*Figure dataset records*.
◆ ◆ ◆

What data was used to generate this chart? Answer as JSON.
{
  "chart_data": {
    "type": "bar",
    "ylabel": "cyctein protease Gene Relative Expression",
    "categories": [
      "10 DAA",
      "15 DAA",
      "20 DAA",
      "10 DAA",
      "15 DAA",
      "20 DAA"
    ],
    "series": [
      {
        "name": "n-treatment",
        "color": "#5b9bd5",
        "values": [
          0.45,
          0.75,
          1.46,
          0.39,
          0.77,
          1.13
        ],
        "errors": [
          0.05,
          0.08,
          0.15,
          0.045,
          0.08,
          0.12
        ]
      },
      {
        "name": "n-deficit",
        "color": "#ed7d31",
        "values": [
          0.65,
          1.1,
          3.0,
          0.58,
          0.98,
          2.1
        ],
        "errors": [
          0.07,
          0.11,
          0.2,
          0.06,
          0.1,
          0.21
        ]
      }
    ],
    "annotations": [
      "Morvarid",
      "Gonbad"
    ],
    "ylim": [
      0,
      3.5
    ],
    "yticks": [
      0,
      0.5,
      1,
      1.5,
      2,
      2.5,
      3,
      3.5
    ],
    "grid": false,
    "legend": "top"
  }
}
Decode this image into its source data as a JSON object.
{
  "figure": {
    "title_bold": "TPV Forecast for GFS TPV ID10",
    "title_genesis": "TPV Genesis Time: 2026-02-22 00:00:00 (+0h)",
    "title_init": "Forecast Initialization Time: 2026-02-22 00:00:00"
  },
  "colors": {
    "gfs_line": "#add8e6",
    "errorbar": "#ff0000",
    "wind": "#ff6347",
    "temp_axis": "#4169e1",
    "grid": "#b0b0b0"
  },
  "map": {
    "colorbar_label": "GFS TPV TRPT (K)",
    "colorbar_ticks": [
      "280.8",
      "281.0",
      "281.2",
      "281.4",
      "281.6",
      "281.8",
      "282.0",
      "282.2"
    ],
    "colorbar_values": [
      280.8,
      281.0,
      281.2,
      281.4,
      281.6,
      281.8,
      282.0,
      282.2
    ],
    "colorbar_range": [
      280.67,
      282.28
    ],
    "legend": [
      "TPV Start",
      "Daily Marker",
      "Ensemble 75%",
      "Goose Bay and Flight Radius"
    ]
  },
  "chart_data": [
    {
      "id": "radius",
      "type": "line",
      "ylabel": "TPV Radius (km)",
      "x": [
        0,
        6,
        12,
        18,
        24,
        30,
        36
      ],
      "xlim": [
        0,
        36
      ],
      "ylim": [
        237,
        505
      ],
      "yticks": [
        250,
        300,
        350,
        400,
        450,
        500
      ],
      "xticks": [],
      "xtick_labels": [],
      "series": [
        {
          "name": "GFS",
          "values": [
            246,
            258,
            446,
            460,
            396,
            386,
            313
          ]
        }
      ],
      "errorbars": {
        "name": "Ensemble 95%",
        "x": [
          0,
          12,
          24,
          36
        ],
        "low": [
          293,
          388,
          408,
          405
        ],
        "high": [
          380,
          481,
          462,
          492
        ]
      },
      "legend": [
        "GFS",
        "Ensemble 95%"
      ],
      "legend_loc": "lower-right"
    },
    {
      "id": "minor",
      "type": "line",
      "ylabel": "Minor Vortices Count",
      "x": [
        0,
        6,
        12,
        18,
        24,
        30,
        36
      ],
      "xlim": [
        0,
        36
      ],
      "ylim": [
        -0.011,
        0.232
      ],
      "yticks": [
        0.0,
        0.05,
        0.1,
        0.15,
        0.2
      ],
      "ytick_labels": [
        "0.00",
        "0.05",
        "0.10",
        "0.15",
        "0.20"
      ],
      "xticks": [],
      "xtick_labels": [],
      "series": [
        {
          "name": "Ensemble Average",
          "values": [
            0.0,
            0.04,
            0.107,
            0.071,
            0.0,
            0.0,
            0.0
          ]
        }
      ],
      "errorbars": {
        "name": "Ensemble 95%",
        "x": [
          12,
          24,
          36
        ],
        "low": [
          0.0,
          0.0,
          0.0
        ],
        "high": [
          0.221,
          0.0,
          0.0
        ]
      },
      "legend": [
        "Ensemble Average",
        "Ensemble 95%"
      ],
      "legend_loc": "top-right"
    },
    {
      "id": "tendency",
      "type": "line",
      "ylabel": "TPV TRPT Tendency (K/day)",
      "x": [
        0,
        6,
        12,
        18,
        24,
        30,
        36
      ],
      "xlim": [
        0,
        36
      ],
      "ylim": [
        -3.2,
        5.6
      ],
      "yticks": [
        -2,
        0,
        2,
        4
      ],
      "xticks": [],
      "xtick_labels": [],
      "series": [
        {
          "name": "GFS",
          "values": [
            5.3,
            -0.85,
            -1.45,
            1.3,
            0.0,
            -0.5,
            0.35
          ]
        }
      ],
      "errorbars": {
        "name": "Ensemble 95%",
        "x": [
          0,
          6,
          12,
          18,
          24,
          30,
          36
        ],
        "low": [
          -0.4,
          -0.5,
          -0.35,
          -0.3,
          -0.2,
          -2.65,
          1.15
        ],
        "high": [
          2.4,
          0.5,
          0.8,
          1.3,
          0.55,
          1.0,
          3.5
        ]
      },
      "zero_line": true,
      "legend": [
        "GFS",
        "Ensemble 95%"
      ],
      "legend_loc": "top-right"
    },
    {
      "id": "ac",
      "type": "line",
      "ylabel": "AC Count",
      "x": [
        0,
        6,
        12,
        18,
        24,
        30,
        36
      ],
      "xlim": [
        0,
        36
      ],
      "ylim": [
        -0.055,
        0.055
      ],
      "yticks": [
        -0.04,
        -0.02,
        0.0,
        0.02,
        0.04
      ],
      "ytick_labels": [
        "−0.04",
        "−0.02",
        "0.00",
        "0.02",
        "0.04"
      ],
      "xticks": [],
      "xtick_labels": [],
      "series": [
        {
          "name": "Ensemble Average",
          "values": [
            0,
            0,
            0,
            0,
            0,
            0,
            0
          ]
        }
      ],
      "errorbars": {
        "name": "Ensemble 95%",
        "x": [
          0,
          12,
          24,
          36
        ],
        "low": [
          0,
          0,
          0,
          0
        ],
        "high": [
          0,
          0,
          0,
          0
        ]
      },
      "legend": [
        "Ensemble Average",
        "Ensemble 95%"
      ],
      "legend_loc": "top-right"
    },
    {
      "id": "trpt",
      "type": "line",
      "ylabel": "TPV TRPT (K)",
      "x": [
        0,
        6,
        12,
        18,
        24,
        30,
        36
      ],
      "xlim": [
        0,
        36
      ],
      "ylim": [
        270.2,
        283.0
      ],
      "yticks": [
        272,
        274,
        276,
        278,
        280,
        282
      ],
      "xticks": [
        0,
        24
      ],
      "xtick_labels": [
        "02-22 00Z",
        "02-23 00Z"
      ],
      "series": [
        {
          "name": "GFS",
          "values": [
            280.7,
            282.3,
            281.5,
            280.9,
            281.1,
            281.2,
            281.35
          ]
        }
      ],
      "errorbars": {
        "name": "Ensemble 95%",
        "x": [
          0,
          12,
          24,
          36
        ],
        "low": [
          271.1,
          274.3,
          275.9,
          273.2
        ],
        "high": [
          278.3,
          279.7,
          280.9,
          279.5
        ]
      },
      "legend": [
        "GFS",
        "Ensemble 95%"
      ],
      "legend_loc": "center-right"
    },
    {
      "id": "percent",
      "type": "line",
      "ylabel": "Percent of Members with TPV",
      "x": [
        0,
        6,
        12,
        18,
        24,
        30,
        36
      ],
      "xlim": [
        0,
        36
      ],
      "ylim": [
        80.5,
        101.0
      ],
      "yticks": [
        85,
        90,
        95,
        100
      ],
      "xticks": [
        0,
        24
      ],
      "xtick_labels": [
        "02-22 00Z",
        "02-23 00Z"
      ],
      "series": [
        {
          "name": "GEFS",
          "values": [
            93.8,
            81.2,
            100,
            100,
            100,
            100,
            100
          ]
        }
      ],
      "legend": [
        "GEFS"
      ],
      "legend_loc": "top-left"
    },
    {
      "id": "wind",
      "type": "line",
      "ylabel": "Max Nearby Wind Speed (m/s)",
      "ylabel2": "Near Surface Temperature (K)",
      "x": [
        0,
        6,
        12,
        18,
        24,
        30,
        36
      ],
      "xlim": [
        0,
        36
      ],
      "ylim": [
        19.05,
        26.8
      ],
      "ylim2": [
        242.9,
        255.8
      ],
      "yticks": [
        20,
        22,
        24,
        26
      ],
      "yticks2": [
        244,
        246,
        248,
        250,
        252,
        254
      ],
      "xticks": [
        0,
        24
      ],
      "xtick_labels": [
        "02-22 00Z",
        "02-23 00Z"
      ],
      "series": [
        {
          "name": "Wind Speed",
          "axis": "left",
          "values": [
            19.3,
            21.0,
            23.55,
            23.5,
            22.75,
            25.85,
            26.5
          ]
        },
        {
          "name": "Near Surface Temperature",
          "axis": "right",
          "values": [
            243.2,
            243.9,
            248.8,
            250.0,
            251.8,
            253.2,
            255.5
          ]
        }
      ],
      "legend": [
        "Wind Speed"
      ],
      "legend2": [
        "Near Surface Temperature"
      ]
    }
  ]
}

◆ ◆ ◆

*About this task*.
From the data above, work out how many lines hold "Count". Answer with the number alone.

*Exercise output*.
2